A quick true story.  A good friend of mine, Tracy, told me at the beginning of the summer, “We are going to finally hire someone to come close up our pool this year. It’s worth the money we thought we were saving last fall. We have spent so much time and money trying to get this water fixed, and we still can’t swim in it after nearly a month… and, I think there is a leak in one of the pipes underground leading to the filter/from the filter! It’s not worth it, and Chad is getting so mad each weekend dealing with it instead of sitting by the pool with me!”

Tracy’s story, a true story with names unchanged, is common and one of the reasons Autumn is one of the busiest seasons for Raft to Rafters, in addition to the annual hot tub sale.  There’s nothing like sitting with a friend(s) under the stars on a chilly evening enjoying conversation and the outdoors.

If you are a die-hard ‘Do It Yourselfer’, like her military husband is/was, and determined to do as much of the pool closing on your own as possible, here is a quick rundown.  You will want to make sure you have everything you need before you begin work on ‘Closing The Pool Day’.

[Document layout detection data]
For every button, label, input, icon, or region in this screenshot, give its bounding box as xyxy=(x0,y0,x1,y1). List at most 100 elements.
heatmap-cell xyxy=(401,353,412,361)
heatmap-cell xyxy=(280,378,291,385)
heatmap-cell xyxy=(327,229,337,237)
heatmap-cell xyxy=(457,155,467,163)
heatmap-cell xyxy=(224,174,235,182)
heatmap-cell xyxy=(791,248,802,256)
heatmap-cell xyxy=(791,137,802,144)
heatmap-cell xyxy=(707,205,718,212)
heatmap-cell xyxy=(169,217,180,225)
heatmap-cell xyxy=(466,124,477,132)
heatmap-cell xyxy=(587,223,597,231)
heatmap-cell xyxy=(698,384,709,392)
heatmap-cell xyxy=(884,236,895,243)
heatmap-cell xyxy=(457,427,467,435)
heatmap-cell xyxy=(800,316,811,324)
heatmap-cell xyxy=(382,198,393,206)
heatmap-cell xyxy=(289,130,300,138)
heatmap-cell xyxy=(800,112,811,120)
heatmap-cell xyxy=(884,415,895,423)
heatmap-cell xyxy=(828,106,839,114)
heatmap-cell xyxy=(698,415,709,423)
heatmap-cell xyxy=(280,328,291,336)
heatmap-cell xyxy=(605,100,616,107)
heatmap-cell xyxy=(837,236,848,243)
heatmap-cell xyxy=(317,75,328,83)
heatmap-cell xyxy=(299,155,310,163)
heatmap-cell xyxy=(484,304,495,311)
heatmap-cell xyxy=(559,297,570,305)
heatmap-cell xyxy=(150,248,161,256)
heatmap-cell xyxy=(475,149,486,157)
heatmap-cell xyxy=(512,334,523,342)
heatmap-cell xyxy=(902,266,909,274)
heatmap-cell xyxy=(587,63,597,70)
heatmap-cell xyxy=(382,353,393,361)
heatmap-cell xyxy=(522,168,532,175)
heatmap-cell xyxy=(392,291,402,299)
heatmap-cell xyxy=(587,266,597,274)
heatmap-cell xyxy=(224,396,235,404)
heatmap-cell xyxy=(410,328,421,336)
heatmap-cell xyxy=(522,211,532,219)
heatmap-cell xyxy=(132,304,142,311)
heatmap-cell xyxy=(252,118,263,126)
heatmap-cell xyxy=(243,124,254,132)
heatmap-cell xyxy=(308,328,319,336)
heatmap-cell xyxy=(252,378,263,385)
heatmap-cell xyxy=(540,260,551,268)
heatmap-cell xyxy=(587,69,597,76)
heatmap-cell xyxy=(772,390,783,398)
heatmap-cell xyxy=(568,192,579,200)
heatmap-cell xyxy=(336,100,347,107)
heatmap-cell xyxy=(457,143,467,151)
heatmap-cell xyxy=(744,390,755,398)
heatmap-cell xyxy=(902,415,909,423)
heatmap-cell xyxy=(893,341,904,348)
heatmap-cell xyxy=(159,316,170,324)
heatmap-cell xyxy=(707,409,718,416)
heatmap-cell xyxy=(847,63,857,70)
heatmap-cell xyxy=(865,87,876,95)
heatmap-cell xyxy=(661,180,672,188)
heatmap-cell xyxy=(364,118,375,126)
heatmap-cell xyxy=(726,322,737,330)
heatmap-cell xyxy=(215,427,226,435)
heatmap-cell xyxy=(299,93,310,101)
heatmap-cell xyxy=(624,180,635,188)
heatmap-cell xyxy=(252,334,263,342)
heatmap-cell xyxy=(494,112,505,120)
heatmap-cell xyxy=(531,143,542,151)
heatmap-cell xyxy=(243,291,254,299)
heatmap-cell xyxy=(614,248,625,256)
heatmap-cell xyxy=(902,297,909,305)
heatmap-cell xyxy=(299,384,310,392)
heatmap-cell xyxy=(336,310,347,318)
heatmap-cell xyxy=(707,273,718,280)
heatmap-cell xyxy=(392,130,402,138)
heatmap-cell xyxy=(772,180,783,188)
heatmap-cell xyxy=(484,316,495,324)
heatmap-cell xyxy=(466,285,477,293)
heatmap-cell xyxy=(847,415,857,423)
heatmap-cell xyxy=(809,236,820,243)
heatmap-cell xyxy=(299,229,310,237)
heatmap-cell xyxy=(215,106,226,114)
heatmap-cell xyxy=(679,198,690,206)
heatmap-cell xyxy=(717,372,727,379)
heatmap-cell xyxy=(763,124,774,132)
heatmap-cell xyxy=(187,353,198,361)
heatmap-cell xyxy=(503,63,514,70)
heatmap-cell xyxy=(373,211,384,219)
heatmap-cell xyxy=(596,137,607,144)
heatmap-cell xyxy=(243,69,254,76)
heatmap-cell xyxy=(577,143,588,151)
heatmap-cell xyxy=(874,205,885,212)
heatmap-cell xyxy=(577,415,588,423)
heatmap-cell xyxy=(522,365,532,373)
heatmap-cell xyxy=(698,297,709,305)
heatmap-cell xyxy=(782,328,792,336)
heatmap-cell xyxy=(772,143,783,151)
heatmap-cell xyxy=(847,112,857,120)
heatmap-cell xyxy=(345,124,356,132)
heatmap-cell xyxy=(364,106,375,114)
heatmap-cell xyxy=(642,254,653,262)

SET OF TASKS:
A - Answer these questions about the pool-closing passage:
(i) After how long can Tracy still not swim in the pool water?
(ii) Besides the pool-closing work, what annual event makes Autumn busy for Raft to Rafters?
(iii) What name does the passage give to the day the work is done?
B - Please say whether each statement agrees with the pool-closing passage, quoting the deciding words.
(i) The names in Tracy's story were changed.
(ii) Tracy's husband has a military background.
(iii) The passage recommends having everything needed before the work begins.
C - Extend the pool-closing passage from its last sentence.

RESPONSES BY ITEM NUMBER:
A -
(i) Nearly a month.
(ii) The annual hot tub sale.
(iii) 'Closing The Pool Day'.

B -
(i) No: "a true story with names unchanged"
(ii) Yes: "like her military husband is/was"
(iii) Yes: "You will want to make sure you have everything you need before you begin work on ‘Closing The Pool Day’."

C -
  • Cleaning Supplies
  • Testing Kit
  • Pool cover
  • Water tubes (needed if you don’t have a safety cover)
  • Winter plugs for the return jets
  • Winter Closing Kit
  • Air compressor/blower (Raft to Rafters rents these for your convenience.)
  • WinterPill (helps to keep the pool clear all winter — it’s not needed but I recommend it)

You will want to MAKE SURE POOL IS SUPER-DUPER CLEAN before closing it.  It’s a good idea to not only vacuum but to scrub down all walls and steps.  Again, we strongly recommend that you bring your water in for in-depth testing prior to closing for the winter, even if you don’t do that any other time of year. As a rule of thumb, chemical ranges can be on the high-side when closing your pool because chances are they will drop during the winter.  It’s important to have the chemicals properly balanced to protect your pool and liner over the cold months. 

  • pH should be between 7.6 and 8.4.
  • Alkalinity should be between 150ppm and 200 ppm.
  • Chlorine levels should be between 6 and 10 parts per million.

A “Pool Closing Kit” is often your best bet and makes everything simple. Ask us at the shop, and we will be happy to help you get all you need.  Chemicals may include:

  • pH Increaser and/or Alkalinity Increaser
  • Chlorine Tablets
  • Chlorine Shock
  • Pool ‘Antifreeze’ – (not the kind for a car!)
  • Winter Algaecide
  • WinterPill is a good idea. While this is not absolutely necessary, it adds a little bit of insurance.  Plus, it’s easy to use: just pop a hole in it and toss it in the water.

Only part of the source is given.